(Listings of regions and labels)
# # #

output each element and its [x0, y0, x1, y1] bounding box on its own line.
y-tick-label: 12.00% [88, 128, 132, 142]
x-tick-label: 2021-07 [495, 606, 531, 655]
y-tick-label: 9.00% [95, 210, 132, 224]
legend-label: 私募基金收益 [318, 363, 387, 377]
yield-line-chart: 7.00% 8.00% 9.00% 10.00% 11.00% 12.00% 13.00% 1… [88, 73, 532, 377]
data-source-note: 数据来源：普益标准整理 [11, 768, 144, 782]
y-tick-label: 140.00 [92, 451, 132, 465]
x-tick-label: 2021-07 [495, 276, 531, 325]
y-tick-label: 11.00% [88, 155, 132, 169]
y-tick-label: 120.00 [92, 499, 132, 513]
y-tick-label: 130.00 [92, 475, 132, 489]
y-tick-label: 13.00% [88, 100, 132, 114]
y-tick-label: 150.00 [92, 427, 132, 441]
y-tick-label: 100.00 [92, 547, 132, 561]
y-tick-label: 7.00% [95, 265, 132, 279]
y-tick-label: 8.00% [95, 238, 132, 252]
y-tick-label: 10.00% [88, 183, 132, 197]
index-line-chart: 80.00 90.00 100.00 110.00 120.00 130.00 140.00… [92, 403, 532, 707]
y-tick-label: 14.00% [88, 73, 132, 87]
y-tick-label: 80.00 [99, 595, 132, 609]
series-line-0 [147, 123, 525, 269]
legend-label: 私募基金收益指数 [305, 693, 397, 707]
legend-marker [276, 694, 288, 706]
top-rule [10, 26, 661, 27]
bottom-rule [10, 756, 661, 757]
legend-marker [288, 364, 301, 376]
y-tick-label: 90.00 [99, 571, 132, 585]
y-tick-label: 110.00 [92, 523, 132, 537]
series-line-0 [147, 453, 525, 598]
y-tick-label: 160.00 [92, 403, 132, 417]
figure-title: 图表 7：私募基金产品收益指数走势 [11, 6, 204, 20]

# # #

→ **Brief**
Please copy all of the data above line for line, with no changes.

→ **Exercise response**
output each element and its [x0, y0, x1, y1] bounding box on its own line.
y-tick-label: 12.00% [88, 128, 132, 142]
x-tick-label: 2021-07 [495, 606, 531, 655]
y-tick-label: 9.00% [95, 210, 132, 224]
legend-label: 私募基金收益 [318, 363, 387, 377]
yield-line-chart: 7.00% 8.00% 9.00% 10.00% 11.00% 12.00% 13.00% 1… [88, 73, 532, 377]
data-source-note: 数据来源：普益标准整理 [11, 768, 144, 782]
y-tick-label: 140.00 [92, 451, 132, 465]
x-tick-label: 2021-07 [495, 276, 531, 325]
y-tick-label: 11.00% [88, 155, 132, 169]
y-tick-label: 120.00 [92, 499, 132, 513]
y-tick-label: 130.00 [92, 475, 132, 489]
y-tick-label: 13.00% [88, 100, 132, 114]
y-tick-label: 150.00 [92, 427, 132, 441]
y-tick-label: 100.00 [92, 547, 132, 561]
y-tick-label: 7.00% [95, 265, 132, 279]
y-tick-label: 8.00% [95, 238, 132, 252]
y-tick-label: 10.00% [88, 183, 132, 197]
index-line-chart: 80.00 90.00 100.00 110.00 120.00 130.00 140.00… [92, 403, 532, 707]
y-tick-label: 14.00% [88, 73, 132, 87]
y-tick-label: 80.00 [99, 595, 132, 609]
series-line-0 [147, 123, 525, 269]
legend-label: 私募基金收益指数 [305, 693, 397, 707]
legend-marker [276, 694, 288, 706]
top-rule [10, 26, 661, 27]
bottom-rule [10, 756, 661, 757]
legend-marker [288, 364, 301, 376]
y-tick-label: 90.00 [99, 571, 132, 585]
y-tick-label: 110.00 [92, 523, 132, 537]
series-line-0 [147, 453, 525, 598]
y-tick-label: 160.00 [92, 403, 132, 417]
figure-title: 图表 7：私募基金产品收益指数走势 [11, 6, 204, 20]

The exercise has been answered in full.